(Stored dataset items)

·····

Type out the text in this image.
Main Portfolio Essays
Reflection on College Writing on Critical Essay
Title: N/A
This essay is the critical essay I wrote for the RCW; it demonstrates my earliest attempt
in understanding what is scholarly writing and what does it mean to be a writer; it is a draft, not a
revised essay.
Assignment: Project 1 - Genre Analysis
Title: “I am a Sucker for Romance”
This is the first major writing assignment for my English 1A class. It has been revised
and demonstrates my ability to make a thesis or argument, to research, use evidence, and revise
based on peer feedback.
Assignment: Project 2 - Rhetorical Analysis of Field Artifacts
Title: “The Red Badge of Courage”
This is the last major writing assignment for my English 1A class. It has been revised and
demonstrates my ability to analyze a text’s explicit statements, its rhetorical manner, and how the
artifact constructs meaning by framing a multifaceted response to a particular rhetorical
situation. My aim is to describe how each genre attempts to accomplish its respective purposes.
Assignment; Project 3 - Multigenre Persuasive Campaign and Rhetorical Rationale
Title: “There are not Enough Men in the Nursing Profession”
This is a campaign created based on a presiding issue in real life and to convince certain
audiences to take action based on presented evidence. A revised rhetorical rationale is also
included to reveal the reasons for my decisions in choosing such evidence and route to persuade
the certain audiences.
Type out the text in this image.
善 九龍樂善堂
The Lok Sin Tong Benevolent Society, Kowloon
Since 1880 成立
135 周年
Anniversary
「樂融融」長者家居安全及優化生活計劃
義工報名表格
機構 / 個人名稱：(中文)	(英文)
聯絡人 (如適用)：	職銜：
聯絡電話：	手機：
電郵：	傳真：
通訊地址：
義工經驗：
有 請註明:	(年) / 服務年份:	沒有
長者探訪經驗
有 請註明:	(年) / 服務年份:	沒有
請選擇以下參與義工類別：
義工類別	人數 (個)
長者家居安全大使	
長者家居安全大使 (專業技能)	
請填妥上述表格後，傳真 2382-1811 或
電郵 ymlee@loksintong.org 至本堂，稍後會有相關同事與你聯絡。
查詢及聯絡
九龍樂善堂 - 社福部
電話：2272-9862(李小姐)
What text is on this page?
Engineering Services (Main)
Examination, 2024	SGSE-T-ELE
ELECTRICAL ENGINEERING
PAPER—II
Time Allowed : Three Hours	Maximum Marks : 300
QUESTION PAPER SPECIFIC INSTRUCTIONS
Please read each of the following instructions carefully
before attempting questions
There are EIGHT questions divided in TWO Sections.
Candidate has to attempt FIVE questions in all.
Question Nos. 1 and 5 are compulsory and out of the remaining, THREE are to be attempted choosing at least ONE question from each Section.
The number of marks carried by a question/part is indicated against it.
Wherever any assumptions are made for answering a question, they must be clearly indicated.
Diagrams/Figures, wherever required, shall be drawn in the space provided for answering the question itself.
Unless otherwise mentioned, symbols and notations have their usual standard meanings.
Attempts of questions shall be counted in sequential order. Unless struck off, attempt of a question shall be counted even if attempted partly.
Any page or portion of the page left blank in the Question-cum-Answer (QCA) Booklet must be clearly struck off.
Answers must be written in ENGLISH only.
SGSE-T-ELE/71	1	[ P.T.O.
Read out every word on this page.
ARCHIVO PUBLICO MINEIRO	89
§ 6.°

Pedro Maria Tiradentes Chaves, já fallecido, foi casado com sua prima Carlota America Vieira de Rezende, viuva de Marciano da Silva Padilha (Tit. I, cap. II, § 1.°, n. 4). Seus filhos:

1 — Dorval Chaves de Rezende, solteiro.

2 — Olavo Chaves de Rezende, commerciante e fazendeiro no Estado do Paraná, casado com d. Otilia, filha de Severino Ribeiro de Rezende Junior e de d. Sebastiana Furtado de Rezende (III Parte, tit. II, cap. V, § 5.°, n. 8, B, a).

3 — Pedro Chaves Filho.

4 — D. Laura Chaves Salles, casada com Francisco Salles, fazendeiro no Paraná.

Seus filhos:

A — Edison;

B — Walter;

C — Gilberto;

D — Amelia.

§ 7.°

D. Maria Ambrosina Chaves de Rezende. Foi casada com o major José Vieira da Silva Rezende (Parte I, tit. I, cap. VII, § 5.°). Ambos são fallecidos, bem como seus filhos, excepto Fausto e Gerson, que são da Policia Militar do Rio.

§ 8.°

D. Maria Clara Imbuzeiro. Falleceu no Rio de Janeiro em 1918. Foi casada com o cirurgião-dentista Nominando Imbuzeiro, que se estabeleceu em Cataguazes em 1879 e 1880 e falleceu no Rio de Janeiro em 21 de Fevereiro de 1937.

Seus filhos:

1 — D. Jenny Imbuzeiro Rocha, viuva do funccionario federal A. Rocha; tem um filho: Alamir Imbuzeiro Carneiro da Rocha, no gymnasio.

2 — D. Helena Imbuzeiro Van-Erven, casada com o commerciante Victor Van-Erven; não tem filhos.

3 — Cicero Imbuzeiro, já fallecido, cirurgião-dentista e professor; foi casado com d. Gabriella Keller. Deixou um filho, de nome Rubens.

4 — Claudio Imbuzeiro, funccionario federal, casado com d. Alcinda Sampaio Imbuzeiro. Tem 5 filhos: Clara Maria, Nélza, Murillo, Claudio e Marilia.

·····

■ Directive:
Write out again, exactly, the lines from the one holding "Read out every word on this page." through the end of the listing, with both ends included.

■ Exercise output:
Read out every word on this page.
ARCHIVO PUBLICO MINEIRO	89
§ 6.°

Pedro Maria Tiradentes Chaves, já fallecido, foi casado com sua prima Carlota America Vieira de Rezende, viuva de Marciano da Silva Padilha (Tit. I, cap. II, § 1.°, n. 4). Seus filhos:

1 — Dorval Chaves de Rezende, solteiro.

2 — Olavo Chaves de Rezende, commerciante e fazendeiro no Estado do Paraná, casado com d. Otilia, filha de Severino Ribeiro de Rezende Junior e de d. Sebastiana Furtado de Rezende (III Parte, tit. II, cap. V, § 5.°, n. 8, B, a).

3 — Pedro Chaves Filho.

4 — D. Laura Chaves Salles, casada com Francisco Salles, fazendeiro no Paraná.

Seus filhos:

A — Edison;

B — Walter;

C — Gilberto;

D — Amelia.

§ 7.°

D. Maria Ambrosina Chaves de Rezende. Foi casada com o major José Vieira da Silva Rezende (Parte I, tit. I, cap. VII, § 5.°). Ambos são fallecidos, bem como seus filhos, excepto Fausto e Gerson, que são da Policia Militar do Rio.

§ 8.°

D. Maria Clara Imbuzeiro. Falleceu no Rio de Janeiro em 1918. Foi casada com o cirurgião-dentista Nominando Imbuzeiro, que se estabeleceu em Cataguazes em 1879 e 1880 e falleceu no Rio de Janeiro em 21 de Fevereiro de 1937.

Seus filhos:

1 — D. Jenny Imbuzeiro Rocha, viuva do funccionario federal A. Rocha; tem um filho: Alamir Imbuzeiro Carneiro da Rocha, no gymnasio.

2 — D. Helena Imbuzeiro Van-Erven, casada com o commerciante Victor Van-Erven; não tem filhos.

3 — Cicero Imbuzeiro, já fallecido, cirurgião-dentista e professor; foi casado com d. Gabriella Keller. Deixou um filho, de nome Rubens.

4 — Claudio Imbuzeiro, funccionario federal, casado com d. Alcinda Sampaio Imbuzeiro. Tem 5 filhos: Clara Maria, Nélza, Murillo, Claudio e Marilia.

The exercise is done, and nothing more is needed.